>> Start Data records
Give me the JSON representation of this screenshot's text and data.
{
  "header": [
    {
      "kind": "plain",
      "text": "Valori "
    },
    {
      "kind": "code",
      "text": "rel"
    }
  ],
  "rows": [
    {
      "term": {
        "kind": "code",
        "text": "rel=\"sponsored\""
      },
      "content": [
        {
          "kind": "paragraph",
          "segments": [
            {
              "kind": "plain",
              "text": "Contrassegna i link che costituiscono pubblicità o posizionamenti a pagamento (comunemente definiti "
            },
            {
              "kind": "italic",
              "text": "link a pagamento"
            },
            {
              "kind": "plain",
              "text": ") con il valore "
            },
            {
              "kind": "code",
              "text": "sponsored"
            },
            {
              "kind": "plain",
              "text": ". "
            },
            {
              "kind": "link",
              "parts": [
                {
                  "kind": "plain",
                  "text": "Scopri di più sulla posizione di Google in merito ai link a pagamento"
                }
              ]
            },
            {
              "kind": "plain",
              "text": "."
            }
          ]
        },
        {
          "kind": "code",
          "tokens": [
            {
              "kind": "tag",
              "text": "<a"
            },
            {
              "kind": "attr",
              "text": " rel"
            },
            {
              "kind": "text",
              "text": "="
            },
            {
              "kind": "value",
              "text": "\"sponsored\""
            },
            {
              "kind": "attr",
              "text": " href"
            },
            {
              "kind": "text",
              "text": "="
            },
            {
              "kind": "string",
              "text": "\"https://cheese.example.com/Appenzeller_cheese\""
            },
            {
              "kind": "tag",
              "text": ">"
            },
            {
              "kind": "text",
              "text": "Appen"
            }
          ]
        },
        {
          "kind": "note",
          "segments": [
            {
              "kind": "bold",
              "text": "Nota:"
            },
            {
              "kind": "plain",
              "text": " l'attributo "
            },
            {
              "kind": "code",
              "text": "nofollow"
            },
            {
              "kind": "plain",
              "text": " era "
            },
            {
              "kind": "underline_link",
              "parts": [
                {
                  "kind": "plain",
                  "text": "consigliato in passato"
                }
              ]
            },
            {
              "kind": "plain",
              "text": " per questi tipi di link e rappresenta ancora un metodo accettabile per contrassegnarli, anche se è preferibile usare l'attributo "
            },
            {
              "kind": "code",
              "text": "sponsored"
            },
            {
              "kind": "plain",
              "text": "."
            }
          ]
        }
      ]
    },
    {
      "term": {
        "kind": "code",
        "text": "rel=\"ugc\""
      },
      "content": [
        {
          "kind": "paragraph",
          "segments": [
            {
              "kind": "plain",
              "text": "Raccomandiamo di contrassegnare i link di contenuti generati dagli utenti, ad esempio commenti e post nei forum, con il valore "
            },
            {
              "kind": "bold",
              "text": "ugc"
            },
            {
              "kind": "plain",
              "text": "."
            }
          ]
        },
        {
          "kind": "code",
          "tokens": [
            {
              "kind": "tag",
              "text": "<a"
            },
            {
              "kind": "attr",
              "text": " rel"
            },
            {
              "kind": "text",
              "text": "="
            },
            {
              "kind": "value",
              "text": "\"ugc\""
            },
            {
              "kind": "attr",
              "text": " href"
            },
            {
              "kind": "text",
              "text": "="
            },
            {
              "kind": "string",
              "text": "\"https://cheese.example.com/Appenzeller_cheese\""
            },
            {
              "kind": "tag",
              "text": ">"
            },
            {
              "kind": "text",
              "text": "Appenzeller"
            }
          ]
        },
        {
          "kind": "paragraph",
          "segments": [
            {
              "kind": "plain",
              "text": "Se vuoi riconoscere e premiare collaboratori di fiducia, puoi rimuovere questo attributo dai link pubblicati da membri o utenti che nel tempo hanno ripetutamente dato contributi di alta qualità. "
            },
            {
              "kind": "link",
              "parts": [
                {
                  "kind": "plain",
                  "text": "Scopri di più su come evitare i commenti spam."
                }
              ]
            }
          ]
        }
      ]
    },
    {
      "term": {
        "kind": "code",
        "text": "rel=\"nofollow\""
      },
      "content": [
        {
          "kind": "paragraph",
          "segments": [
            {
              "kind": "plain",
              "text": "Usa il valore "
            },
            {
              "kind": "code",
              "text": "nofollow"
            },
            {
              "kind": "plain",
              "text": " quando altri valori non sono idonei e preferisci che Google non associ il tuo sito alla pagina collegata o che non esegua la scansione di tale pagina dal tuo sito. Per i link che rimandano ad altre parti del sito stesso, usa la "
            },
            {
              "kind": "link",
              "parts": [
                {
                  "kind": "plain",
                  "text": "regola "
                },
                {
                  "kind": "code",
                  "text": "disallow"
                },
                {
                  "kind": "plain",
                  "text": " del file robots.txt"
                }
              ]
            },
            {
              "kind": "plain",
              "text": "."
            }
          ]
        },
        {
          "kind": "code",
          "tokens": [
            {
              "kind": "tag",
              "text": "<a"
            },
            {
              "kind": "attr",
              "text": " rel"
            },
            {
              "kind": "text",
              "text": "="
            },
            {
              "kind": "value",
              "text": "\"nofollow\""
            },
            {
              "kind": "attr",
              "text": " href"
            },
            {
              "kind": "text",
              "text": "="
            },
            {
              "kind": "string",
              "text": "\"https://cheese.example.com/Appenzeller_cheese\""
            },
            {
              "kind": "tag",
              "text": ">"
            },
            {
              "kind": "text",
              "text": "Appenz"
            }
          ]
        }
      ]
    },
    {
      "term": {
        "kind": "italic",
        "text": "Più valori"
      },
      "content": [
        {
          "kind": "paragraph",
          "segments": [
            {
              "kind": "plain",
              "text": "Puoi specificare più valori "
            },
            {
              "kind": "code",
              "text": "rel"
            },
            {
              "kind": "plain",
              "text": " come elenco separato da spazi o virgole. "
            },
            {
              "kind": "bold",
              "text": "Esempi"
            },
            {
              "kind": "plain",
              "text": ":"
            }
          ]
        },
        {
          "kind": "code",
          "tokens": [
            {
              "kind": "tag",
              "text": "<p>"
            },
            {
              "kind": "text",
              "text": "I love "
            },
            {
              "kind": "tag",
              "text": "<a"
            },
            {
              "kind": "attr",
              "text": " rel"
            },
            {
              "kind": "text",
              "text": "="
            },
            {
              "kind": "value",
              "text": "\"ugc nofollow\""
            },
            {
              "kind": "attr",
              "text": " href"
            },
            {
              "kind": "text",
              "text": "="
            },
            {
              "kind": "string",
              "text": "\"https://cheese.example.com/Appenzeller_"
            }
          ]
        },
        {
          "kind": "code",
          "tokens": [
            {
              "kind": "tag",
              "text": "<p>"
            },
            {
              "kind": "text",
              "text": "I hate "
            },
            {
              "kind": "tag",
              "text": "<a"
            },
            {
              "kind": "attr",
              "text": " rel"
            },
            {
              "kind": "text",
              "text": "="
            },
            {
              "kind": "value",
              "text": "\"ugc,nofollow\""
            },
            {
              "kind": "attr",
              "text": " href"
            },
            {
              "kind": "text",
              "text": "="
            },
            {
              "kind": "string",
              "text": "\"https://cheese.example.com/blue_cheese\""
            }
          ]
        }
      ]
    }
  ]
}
>> End Data records
Task prompt
Reproduce each record exactly as it appears.

Result
Give me the JSON representation of this screenshot's text and data.
{
  "header": [
    {
      "kind": "plain",
      "text": "Valori "
    },
    {
      "kind": "code",
      "text": "rel"
    }
  ],
  "rows": [
    {
      "term": {
        "kind": "code",
        "text": "rel=\"sponsored\""
      },
      "content": [
        {
          "kind": "paragraph",
          "segments": [
            {
              "kind": "plain",
              "text": "Contrassegna i link che costituiscono pubblicità o posizionamenti a pagamento (comunemente definiti "
            },
            {
              "kind": "italic",
              "text": "link a pagamento"
            },
            {
              "kind": "plain",
              "text": ") con il valore "
            },
            {
              "kind": "code",
              "text": "sponsored"
            },
            {
              "kind": "plain",
              "text": ". "
            },
            {
              "kind": "link",
              "parts": [
                {
                  "kind": "plain",
                  "text": "Scopri di più sulla posizione di Google in merito ai link a pagamento"
                }
              ]
            },
            {
              "kind": "plain",
              "text": "."
            }
          ]
        },
        {
          "kind": "code",
          "tokens": [
            {
              "kind": "tag",
              "text": "<a"
            },
            {
              "kind": "attr",
              "text": " rel"
            },
            {
              "kind": "text",
              "text": "="
            },
            {
              "kind": "value",
              "text": "\"sponsored\""
            },
            {
              "kind": "attr",
              "text": " href"
            },
            {
              "kind": "text",
              "text": "="
            },
            {
              "kind": "string",
              "text": "\"https://cheese.example.com/Appenzeller_cheese\""
            },
            {
              "kind": "tag",
              "text": ">"
            },
            {
              "kind": "text",
              "text": "Appen"
            }
          ]
        },
        {
          "kind": "note",
          "segments": [
            {
              "kind": "bold",
              "text": "Nota:"
            },
            {
              "kind": "plain",
              "text": " l'attributo "
            },
            {
              "kind": "code",
              "text": "nofollow"
            },
            {
              "kind": "plain",
              "text": " era "
            },
            {
              "kind": "underline_link",
              "parts": [
                {
                  "kind": "plain",
                  "text": "consigliato in passato"
                }
              ]
            },
            {
              "kind": "plain",
              "text": " per questi tipi di link e rappresenta ancora un metodo accettabile per contrassegnarli, anche se è preferibile usare l'attributo "
            },
            {
              "kind": "code",
              "text": "sponsored"
            },
            {
              "kind": "plain",
              "text": "."
            }
          ]
        }
      ]
    },
    {
      "term": {
        "kind": "code",
        "text": "rel=\"ugc\""
      },
      "content": [
        {
          "kind": "paragraph",
          "segments": [
            {
              "kind": "plain",
              "text": "Raccomandiamo di contrassegnare i link di contenuti generati dagli utenti, ad esempio commenti e post nei forum, con il valore "
            },
            {
              "kind": "bold",
              "text": "ugc"
            },
            {
              "kind": "plain",
              "text": "."
            }
          ]
        },
        {
          "kind": "code",
          "tokens": [
            {
              "kind": "tag",
              "text": "<a"
            },
            {
              "kind": "attr",
              "text": " rel"
            },
            {
              "kind": "text",
              "text": "="
            },
            {
              "kind": "value",
              "text": "\"ugc\""
            },
            {
              "kind": "attr",
              "text": " href"
            },
            {
              "kind": "text",
              "text": "="
            },
            {
              "kind": "string",
              "text": "\"https://cheese.example.com/Appenzeller_cheese\""
            },
            {
              "kind": "tag",
              "text": ">"
            },
            {
              "kind": "text",
              "text": "Appenzeller"
            }
          ]
        },
        {
          "kind": "paragraph",
          "segments": [
            {
              "kind": "plain",
              "text": "Se vuoi riconoscere e premiare collaboratori di fiducia, puoi rimuovere questo attributo dai link pubblicati da membri o utenti che nel tempo hanno ripetutamente dato contributi di alta qualità. "
            },
            {
              "kind": "link",
              "parts": [
                {
                  "kind": "plain",
                  "text": "Scopri di più su come evitare i commenti spam."
                }
              ]
            }
          ]
        }
      ]
    },
    {
      "term": {
        "kind": "code",
        "text": "rel=\"nofollow\""
      },
      "content": [
        {
          "kind": "paragraph",
          "segments": [
            {
              "kind": "plain",
              "text": "Usa il valore "
            },
            {
              "kind": "code",
              "text": "nofollow"
            },
            {
              "kind": "plain",
              "text": " quando altri valori non sono idonei e preferisci che Google non associ il tuo sito alla pagina collegata o che non esegua la scansione di tale pagina dal tuo sito. Per i link che rimandano ad altre parti del sito stesso, usa la "
            },
            {
              "kind": "link",
              "parts": [
                {
                  "kind": "plain",
                  "text": "regola "
                },
                {
                  "kind": "code",
                  "text": "disallow"
                },
                {
                  "kind": "plain",
                  "text": " del file robots.txt"
                }
              ]
            },
            {
              "kind": "plain",
              "text": "."
            }
          ]
        },
        {
          "kind": "code",
          "tokens": [
            {
              "kind": "tag",
              "text": "<a"
            },
            {
              "kind": "attr",
              "text": " rel"
            },
            {
              "kind": "text",
              "text": "="
            },
            {
              "kind": "value",
              "text": "\"nofollow\""
            },
            {
              "kind": "attr",
              "text": " href"
            },
            {
              "kind": "text",
              "text": "="
            },
            {
              "kind": "string",
              "text": "\"https://cheese.example.com/Appenzeller_cheese\""
            },
            {
              "kind": "tag",
              "text": ">"
            },
            {
              "kind": "text",
              "text": "Appenz"
            }
          ]
        }
      ]
    },
    {
      "term": {
        "kind": "italic",
        "text": "Più valori"
      },
      "content": [
        {
          "kind": "paragraph",
          "segments": [
            {
              "kind": "plain",
              "text": "Puoi specificare più valori "
            },
            {
              "kind": "code",
              "text": "rel"
            },
            {
              "kind": "plain",
              "text": " come elenco separato da spazi o virgole. "
            },
            {
              "kind": "bold",
              "text": "Esempi"
            },
            {
              "kind": "plain",
              "text": ":"
            }
          ]
        },
        {
          "kind": "code",
          "tokens": [
            {
              "kind": "tag",
              "text": "<p>"
            },
            {
              "kind": "text",
              "text": "I love "
            },
            {
              "kind": "tag",
              "text": "<a"
            },
            {
              "kind": "attr",
              "text": " rel"
            },
            {
              "kind": "text",
              "text": "="
            },
            {
              "kind": "value",
              "text": "\"ugc nofollow\""
            },
            {
              "kind": "attr",
              "text": " href"
            },
            {
              "kind": "text",
              "text": "="
            },
            {
              "kind": "string",
              "text": "\"https://cheese.example.com/Appenzeller_"
            }
          ]
        },
        {
          "kind": "code",
          "tokens": [
            {
              "kind": "tag",
              "text": "<p>"
            },
            {
              "kind": "text",
              "text": "I hate "
            },
            {
              "kind": "tag",
              "text": "<a"
            },
            {
              "kind": "attr",
              "text": " rel"
            },
            {
              "kind": "text",
              "text": "="
            },
            {
              "kind": "value",
              "text": "\"ugc,nofollow\""
            },
            {
              "kind": "attr",
              "text": " href"
            },
            {
              "kind": "text",
              "text": "="
            },
            {
              "kind": "string",
              "text": "\"https://cheese.example.com/blue_cheese\""
            }
          ]
        }
      ]
    }
  ]
}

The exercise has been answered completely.